**INSTRUCTIONS TO FOLLOW**
Search the material below for the string "Ursenbach" and extract each line that has it.

########################################

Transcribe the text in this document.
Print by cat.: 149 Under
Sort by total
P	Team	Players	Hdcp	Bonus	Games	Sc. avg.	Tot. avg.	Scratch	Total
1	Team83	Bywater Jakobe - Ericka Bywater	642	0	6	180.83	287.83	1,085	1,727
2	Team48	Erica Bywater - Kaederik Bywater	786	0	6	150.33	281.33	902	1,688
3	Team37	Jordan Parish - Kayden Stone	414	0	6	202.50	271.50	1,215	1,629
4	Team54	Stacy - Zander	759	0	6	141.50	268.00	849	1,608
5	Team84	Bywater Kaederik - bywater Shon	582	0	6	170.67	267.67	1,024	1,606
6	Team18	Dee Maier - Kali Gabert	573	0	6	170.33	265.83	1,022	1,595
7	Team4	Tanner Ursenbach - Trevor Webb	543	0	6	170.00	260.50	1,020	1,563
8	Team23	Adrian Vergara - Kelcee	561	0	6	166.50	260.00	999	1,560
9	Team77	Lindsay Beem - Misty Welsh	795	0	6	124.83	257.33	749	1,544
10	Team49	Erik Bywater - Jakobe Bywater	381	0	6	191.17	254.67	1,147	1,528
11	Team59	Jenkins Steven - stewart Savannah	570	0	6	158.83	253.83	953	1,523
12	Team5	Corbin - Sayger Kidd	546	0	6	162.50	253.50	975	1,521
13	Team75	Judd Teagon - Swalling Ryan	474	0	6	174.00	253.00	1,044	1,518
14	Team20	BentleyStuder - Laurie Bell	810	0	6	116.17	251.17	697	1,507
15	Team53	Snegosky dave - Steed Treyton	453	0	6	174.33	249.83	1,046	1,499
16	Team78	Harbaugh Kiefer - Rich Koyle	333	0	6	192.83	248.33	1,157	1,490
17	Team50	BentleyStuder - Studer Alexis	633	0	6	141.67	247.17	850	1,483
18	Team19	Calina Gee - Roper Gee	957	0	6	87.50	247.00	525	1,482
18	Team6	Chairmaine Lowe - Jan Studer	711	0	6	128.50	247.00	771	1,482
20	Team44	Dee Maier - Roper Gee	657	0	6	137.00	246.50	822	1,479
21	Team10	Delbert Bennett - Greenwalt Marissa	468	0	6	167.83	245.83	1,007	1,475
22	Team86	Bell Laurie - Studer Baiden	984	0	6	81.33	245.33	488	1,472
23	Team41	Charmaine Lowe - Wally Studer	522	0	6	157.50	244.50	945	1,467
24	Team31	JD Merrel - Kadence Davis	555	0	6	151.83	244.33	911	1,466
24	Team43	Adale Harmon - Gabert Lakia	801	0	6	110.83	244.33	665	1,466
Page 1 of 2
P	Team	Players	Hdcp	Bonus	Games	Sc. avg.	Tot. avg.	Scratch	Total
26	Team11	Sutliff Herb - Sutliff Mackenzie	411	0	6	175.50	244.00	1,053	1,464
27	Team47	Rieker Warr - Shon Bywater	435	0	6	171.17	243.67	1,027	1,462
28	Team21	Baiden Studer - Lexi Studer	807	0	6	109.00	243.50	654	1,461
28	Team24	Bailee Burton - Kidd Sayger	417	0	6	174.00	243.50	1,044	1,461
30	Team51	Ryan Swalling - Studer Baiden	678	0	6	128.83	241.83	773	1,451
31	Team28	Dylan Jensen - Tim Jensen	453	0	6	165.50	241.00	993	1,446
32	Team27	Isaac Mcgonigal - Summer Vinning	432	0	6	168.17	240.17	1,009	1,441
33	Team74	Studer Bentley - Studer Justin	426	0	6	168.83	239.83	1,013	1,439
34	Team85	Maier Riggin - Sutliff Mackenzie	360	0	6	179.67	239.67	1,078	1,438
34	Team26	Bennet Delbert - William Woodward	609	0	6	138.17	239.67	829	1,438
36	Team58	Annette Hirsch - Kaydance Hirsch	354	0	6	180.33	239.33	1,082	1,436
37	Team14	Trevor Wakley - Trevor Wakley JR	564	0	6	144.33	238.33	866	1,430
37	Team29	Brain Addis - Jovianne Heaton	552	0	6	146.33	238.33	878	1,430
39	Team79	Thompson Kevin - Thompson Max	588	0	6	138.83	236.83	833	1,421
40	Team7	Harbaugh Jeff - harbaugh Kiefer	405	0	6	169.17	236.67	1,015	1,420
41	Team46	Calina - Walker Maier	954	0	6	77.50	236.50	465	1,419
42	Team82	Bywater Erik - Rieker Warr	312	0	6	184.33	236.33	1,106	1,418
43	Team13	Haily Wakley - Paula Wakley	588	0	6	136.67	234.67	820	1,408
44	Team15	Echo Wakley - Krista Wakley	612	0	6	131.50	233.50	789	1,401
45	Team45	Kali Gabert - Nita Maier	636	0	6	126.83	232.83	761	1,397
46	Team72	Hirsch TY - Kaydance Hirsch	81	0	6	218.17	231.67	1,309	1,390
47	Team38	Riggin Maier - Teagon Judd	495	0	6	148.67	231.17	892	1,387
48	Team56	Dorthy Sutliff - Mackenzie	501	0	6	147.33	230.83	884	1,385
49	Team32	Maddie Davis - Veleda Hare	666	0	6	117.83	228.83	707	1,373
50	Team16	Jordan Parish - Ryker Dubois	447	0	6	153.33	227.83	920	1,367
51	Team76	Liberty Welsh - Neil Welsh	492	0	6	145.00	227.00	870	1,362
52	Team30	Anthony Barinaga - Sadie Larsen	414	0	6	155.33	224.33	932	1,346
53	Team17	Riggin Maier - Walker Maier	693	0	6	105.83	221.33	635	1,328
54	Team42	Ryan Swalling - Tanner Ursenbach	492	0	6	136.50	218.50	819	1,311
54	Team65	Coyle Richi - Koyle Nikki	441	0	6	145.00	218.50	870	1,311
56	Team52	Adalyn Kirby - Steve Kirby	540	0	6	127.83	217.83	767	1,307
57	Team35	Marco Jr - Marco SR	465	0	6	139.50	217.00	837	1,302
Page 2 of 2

########################################

**EXERCISE RESPONSE**
7	Team4	Tanner Ursenbach - Trevor Webb	543	0	6	170.00	260.50	1,020	1,563
54	Team42	Ryan Swalling - Tanner Ursenbach	492	0	6	136.50	218.50	819	1,311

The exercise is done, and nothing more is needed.